**Given exercise**
Render the lines beginning with the one containing "Segment this screenshot: for" and ending with the one containing "y-ticks: 10-6 10-5", both included, as a JSON list of strings with one string per line and no blank lines. Exclude the pictures from the list.
Records for the exercise start
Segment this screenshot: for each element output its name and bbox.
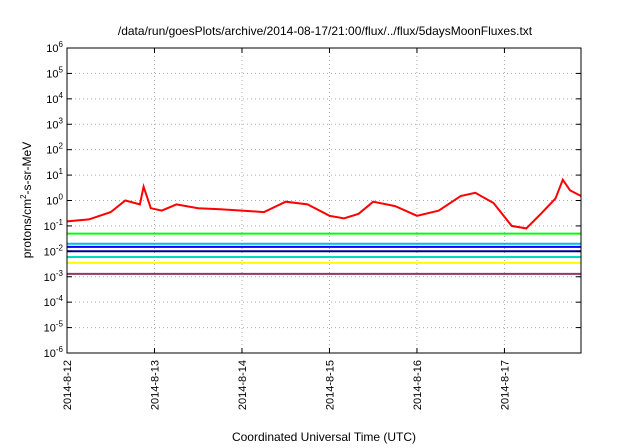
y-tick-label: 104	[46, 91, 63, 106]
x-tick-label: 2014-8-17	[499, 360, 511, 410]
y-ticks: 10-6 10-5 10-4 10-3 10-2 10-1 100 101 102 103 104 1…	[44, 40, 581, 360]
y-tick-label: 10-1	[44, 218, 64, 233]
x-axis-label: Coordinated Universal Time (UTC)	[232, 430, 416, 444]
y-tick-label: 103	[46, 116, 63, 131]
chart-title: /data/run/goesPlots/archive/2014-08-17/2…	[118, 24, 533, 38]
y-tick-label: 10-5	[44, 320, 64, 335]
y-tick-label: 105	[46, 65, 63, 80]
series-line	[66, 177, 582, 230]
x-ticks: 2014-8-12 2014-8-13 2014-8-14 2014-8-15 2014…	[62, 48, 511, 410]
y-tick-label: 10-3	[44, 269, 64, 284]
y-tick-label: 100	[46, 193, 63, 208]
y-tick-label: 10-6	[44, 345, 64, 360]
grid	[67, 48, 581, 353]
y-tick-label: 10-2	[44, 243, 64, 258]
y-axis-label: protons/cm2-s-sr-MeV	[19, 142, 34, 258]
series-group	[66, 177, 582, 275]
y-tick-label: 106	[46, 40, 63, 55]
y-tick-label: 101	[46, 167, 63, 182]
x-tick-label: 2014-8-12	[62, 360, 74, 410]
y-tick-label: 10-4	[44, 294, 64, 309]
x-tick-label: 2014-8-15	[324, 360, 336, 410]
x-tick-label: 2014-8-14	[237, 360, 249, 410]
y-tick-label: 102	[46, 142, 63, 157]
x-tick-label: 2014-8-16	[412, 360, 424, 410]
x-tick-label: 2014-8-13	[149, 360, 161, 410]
Records for the exercise end
Records for the exercise start
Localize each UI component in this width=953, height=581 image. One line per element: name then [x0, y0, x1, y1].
Records for the exercise end
**Finished answer**
[
  "Segment this screenshot: for each element output its name and bbox.",
  "y-tick-label: 104\t[46, 91, 63, 106]",
  "x-tick-label: 2014-8-17\t[499, 360, 511, 410]",
  "y-ticks: 10-6 10-5 10-4 10-3 10-2 10-1 100 101 102 103 104 1…\t[44, 40, 581, 360]"
]